* _Exercise task A_
In the rows below, copy out verbatim the lines from the one with "change-unit: % — [1253, 766, 1273, 791]" up to and including the one with "scroll-up-icon[interactable]: ⌃ —".

* _Excerpt to read_
----
Garnish:
Float raspberry in centre of drink
How to make:
SHAKE all ingredients with ice and strain back into shaker. DRY SHAKE (without ice) and fine strain into chilled glass.
1 fl oz | Rutte Dry Gin |
1 fl oz | Dry vermouth |
1 fl oz | Lemon juice (freshly squeezed) |
3/4 fl oz | Raspberry (framboise) sugar syrup |
1/2 fl oz | Pasteurised egg white (or aquafaba) |

Review:
Balanced and complex with a fruity blast of raspberry - made interesting due to its inclusion of vermouth.
Variant:
Clover Club (Difford's recipe)
Clover Club (Julie Reiner's recipe)
With a mint leaf garnish, this cocktail becomes a Clover Leaf.
History:
The Clover Club is eponymously named after a club founded in 1896 by a group of prominent Philadelphia journalists. From 1904, when the Bellevue-Stratford Hotel opened in the city centre, the club members met there regularly with its members expanding to include lawyers, bankers and prominent businessmen.
----
* _Supplied material_
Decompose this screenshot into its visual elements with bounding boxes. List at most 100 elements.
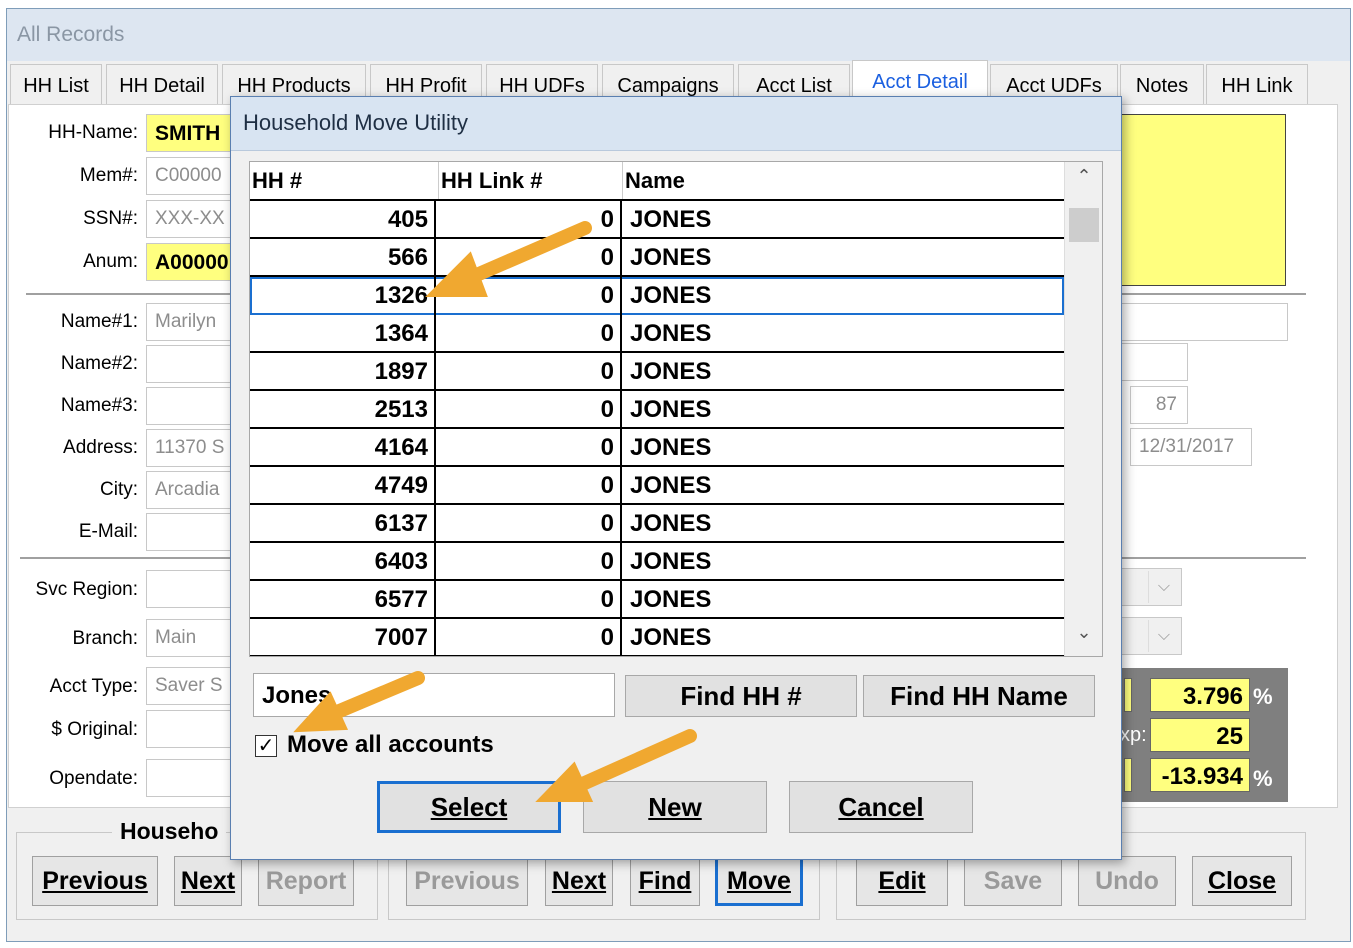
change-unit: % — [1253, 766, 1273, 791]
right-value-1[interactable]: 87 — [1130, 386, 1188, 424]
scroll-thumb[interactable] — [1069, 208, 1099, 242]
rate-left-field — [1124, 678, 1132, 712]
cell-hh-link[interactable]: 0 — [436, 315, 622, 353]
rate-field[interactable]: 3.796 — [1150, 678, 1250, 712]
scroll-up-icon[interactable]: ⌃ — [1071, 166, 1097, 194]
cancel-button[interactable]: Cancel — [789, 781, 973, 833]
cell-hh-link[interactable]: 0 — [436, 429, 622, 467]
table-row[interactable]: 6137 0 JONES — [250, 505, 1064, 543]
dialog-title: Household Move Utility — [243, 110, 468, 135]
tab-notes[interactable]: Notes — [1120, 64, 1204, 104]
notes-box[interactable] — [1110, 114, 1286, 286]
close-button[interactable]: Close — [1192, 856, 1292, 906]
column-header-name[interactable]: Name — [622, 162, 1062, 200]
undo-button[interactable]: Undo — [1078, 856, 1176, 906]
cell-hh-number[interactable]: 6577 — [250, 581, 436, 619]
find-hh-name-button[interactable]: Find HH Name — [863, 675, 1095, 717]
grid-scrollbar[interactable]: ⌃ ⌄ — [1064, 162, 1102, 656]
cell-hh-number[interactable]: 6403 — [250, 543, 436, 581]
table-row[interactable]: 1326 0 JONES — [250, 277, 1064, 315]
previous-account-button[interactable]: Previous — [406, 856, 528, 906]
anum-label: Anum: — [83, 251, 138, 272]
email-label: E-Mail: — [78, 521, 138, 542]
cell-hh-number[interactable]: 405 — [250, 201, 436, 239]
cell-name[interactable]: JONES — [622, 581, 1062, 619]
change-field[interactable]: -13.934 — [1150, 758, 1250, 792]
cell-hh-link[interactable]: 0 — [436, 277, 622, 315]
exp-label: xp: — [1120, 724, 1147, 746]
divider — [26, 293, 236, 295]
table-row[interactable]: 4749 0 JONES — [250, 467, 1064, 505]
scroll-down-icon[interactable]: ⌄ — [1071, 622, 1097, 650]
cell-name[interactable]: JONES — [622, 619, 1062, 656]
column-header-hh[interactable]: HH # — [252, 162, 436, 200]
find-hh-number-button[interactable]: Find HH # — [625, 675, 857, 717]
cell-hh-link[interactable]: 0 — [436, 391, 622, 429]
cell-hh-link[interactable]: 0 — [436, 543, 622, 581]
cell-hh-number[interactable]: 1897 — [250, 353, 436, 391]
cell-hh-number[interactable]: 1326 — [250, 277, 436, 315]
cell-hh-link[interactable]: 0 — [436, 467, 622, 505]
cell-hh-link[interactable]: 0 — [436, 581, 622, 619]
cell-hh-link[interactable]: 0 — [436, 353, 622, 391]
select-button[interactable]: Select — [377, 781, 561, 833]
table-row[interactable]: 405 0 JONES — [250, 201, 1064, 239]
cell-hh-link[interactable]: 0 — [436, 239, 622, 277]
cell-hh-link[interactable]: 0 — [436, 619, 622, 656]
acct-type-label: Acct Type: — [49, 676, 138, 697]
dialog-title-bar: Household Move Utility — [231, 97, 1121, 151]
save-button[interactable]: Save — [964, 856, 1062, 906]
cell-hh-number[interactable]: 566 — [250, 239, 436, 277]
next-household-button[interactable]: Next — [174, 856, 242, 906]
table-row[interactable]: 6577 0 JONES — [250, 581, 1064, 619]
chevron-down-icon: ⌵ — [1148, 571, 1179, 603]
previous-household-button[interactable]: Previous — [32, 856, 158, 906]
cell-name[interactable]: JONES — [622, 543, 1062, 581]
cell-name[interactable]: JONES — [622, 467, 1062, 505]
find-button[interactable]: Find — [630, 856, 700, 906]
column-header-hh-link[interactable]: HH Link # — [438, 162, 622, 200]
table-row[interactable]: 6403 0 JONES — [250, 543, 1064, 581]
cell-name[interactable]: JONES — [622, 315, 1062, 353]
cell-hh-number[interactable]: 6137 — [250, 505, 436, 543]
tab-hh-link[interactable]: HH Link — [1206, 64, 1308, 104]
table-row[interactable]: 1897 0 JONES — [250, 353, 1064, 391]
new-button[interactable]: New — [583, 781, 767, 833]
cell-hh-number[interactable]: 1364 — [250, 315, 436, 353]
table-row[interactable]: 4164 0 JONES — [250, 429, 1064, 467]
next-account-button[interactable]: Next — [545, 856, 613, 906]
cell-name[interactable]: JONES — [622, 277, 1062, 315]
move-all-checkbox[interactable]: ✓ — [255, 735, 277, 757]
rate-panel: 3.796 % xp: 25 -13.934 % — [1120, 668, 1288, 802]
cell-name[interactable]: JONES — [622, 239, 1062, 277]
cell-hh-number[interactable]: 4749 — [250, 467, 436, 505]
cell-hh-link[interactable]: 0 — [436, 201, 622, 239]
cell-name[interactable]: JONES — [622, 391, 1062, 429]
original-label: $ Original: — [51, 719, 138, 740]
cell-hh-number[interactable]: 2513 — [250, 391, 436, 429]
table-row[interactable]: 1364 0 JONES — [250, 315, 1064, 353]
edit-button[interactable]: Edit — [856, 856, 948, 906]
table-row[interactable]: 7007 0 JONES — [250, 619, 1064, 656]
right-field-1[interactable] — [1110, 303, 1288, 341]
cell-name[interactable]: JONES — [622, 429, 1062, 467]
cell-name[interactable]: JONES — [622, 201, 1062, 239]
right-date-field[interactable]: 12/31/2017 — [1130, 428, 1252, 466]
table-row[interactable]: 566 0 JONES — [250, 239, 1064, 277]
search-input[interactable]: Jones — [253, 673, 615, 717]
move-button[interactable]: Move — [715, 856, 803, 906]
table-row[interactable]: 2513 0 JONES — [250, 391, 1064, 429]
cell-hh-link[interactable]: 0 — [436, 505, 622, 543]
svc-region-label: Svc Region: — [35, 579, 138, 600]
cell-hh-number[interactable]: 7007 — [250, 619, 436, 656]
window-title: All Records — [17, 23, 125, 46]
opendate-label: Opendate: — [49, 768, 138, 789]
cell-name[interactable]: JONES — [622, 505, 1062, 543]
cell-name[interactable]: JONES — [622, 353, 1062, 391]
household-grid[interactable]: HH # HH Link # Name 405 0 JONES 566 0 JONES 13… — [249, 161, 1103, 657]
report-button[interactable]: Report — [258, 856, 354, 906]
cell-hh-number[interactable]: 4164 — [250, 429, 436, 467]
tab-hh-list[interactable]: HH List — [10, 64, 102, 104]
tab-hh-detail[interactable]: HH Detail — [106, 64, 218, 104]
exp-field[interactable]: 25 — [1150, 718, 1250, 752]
----
* _Exercise task B_
Summarize the cocktail recipe in three sentences.

* _Problem solution A_
change-unit: % — [1253, 766, 1273, 791]
right-value-1[interactable]: 87 — [1130, 386, 1188, 424]
scroll-thumb[interactable] — [1069, 208, 1099, 242]
rate-left-field — [1124, 678, 1132, 712]
cell-hh-link[interactable]: 0 — [436, 315, 622, 353]
rate-field[interactable]: 3.796 — [1150, 678, 1250, 712]
scroll-up-icon[interactable]: ⌃ — [1071, 166, 1097, 194]

* _Problem solution B_
The cocktail is made by shaking Rutte Dry Gin, dry vermouth, fresh lemon juice, raspberry sugar syrup and egg white (or aquafaba) with ice, straining it back into the shaker, dry shaking and then fine straining it into a chilled glass with a raspberry floated in the center. It is described as balanced and complex, with a fruity blast of raspberry and added interest from the vermouth. The Clover Club takes its name from a club founded in 1896 by Philadelphia journalists, whose members met regularly at the Bellevue-Stratford Hotel from 1904.